| Description of the task |
Scan the data below for the string "wird". Show every line where it turns up.

| Working data |
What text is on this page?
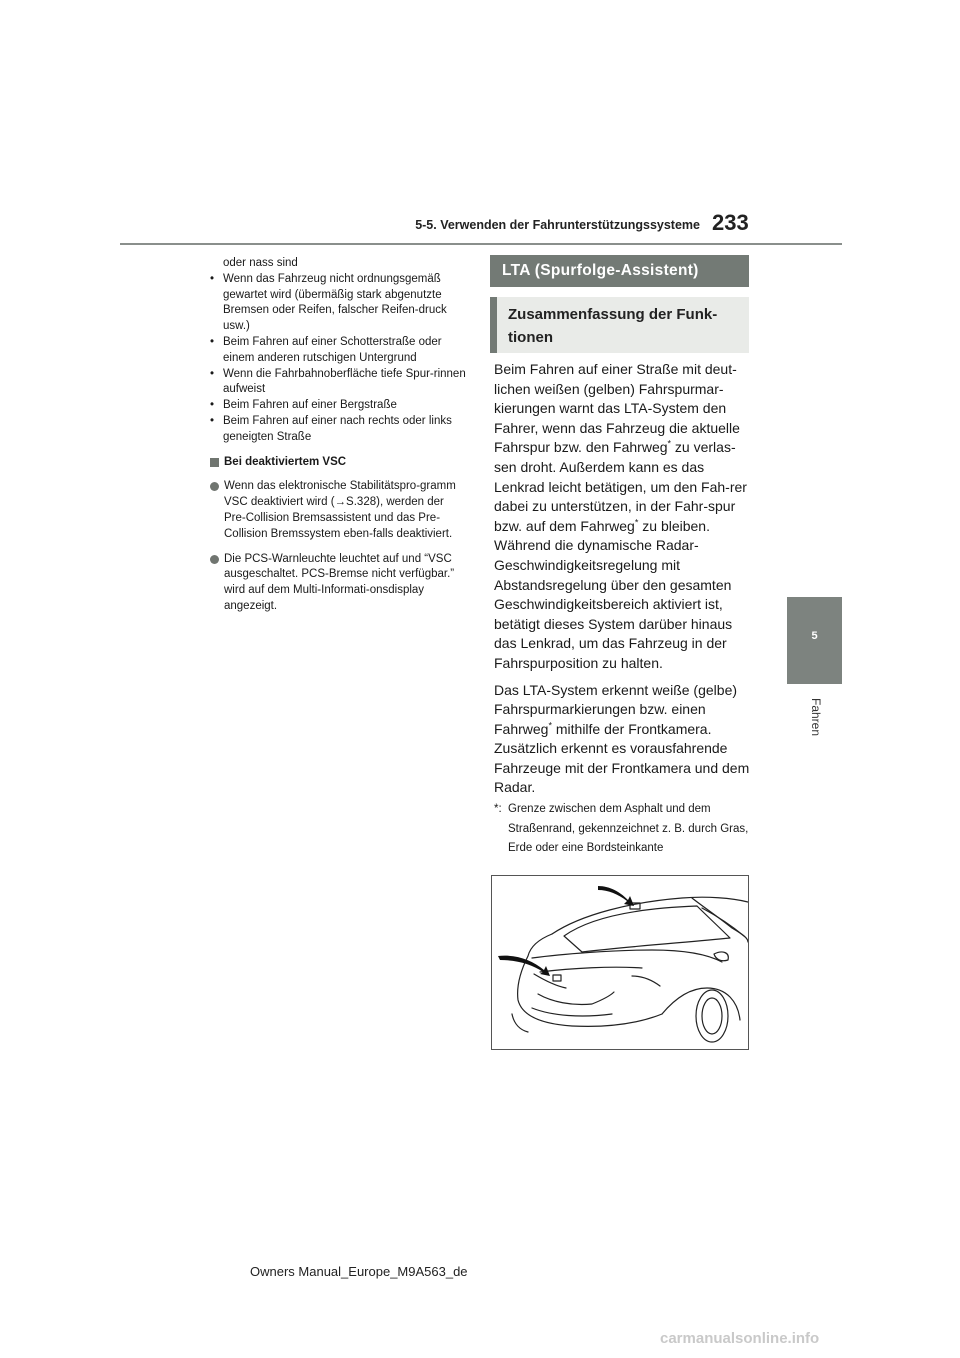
5-5. Verwenden der Fahrunterstützungssysteme 233
5
Fahren
oder nass sind
• Wenn das Fahrzeug nicht ordnungsgemäß gewartet wird (übermäßig stark abgenutzte Bremsen oder Reifen, falscher Reifen-druck usw.)
• Beim Fahren auf einer Schotterstraße oder einem anderen rutschigen Untergrund
• Wenn die Fahrbahnoberfläche tiefe Spur-rinnen aufweist
• Beim Fahren auf einer Bergstraße
• Beim Fahren auf einer nach rechts oder links geneigten Straße
Bei deaktiviertem VSC
Wenn das elektronische Stabilitätspro-gramm VSC deaktiviert wird (→S.328), werden der Pre-Collision Bremsassistent und das Pre-Collision Bremssystem eben-falls deaktiviert.
Die PCS-Warnleuchte leuchtet auf und “VSC ausgeschaltet. PCS-Bremse nicht verfügbar.” wird auf dem Multi-Informati-onsdisplay angezeigt.
LTA (Spurfolge-Assistent)
Zusammenfassung der Funk-tionen

Beim Fahren auf einer Straße mit deut-lichen weißen (gelben) Fahrspurmar-kierungen warnt das LTA-System den Fahrer, wenn das Fahrzeug die aktuelle Fahrspur bzw. den Fahrweg* zu verlas-sen droht. Außerdem kann es das Lenkrad leicht betätigen, um den Fah-rer dabei zu unterstützen, in der Fahr-spur bzw. auf dem Fahrweg* zu bleiben. Während die dynamische Radar-Geschwindigkeitsregelung mit Abstandsregelung über den gesamten Geschwindigkeitsbereich aktiviert ist, betätigt dieses System darüber hinaus das Lenkrad, um das Fahrzeug in der Fahrspurposition zu halten.

Das LTA-System erkennt weiße (gelbe) Fahrspurmarkierungen bzw. einen Fahrweg* mithilfe der Frontkamera. Zusätzlich erkennt es vorausfahrende Fahrzeuge mit der Frontkamera und dem Radar.

*: Grenze zwischen dem Asphalt und dem Straßenrand, gekennzeichnet z. B. durch Gras, Erde oder eine Bordsteinkante
Owners Manual_Europe_M9A563_de
carmanualsonline.info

| Solution to this task |
• Wenn das Fahrzeug nicht ordnungsgemäß gewartet wird (übermäßig stark abgenutzte Bremsen oder Reifen, falscher Reifen-druck usw.)
Wenn das elektronische Stabilitätspro-gramm VSC deaktiviert wird (→S.328), werden der Pre-Collision Bremsassistent und das Pre-Collision Bremssystem eben-falls deaktiviert.
Die PCS-Warnleuchte leuchtet auf und “VSC ausgeschaltet. PCS-Bremse nicht verfügbar.” wird auf dem Multi-Informati-onsdisplay angezeigt.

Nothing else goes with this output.